Our manias and wounds come from many places. To me, uncovering and naming our scars and their sources is pretty damn heroic. If that preoccupies the narrative action of so much fiction, well, so what? Like any other art, story-telling is forged in real cultures, times, and places. The West, in the 20th century, was the locus of unspeakable atrocity, broadcast, for the first time in human history, across the world in photographs, in never-ending loops of film, eventually in color, now in ever-higher definition. Of course we’re fucking crazy. Of course it is (and isn’t) all our fault.
Baxter does not resolve the tension between feeling like an Old Leftist and allowing for the possibility that some things really stem from generational transgressions. After the riff on helplessness, he says “And I suppose I am nostalgic — as a writer, of course — for stories with mindful villainy, villainy with clear motives that any adult would understand, bad behavior with a sense of scale that would give back to us our imaginative grip on the despicable and the admirable and our capacity to have some opinions about the two.”
Villains do exist. That they’re absent from the fiction Baxter’s thinking of might have something to do with their omnipresence in real life. Like other Baby Boomers, mass media was in its infancy when O’Connor began parading her grotesques. If contemporary story-telling lacks villains as clearly drawn as The Misfit, it may be because fiction has in some senses grown up. We consume the images of real-life evil every day. Fiction serves a different function now because it can and must.

> DATASET EXTRACT:
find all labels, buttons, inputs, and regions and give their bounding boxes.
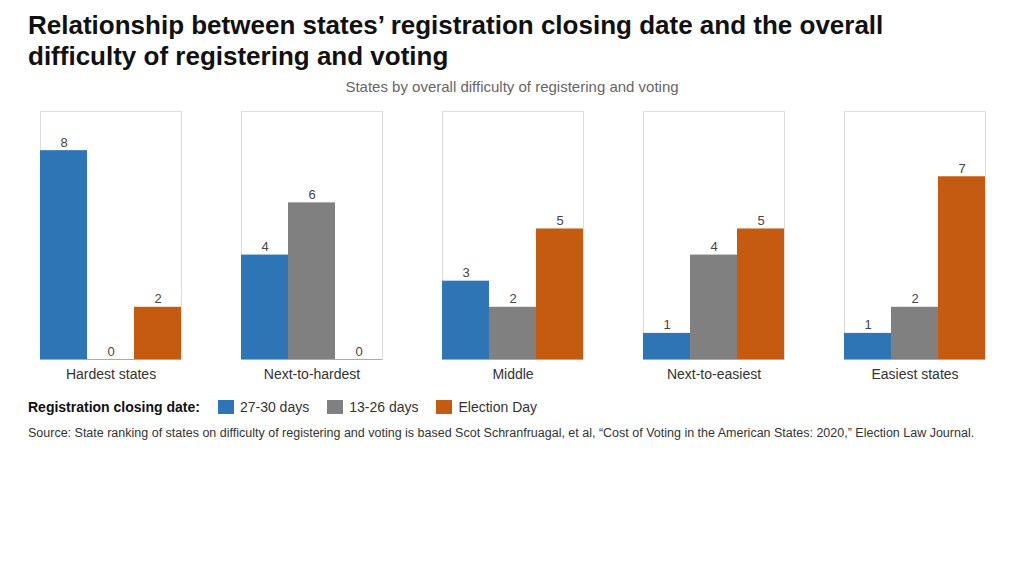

> WRITTEN REQUEST: Please summarize the essay excerpt on villains in fiction in two sentences.

> FULL RESPONSE: The writer holds that uncovering and naming our scars and their sources is heroic, and that fiction's preoccupation with this reflects a 20th-century West whose atrocities were broadcast worldwide in photographs and film. Baxter says he is nostalgic for stories with mindful villainy but does not resolve the tension in his view, and the writer answers that villains do exist, that their absence from such fiction may come from their omnipresence in real life, and that fiction now serves a different function because we consume images of real-life evil every day.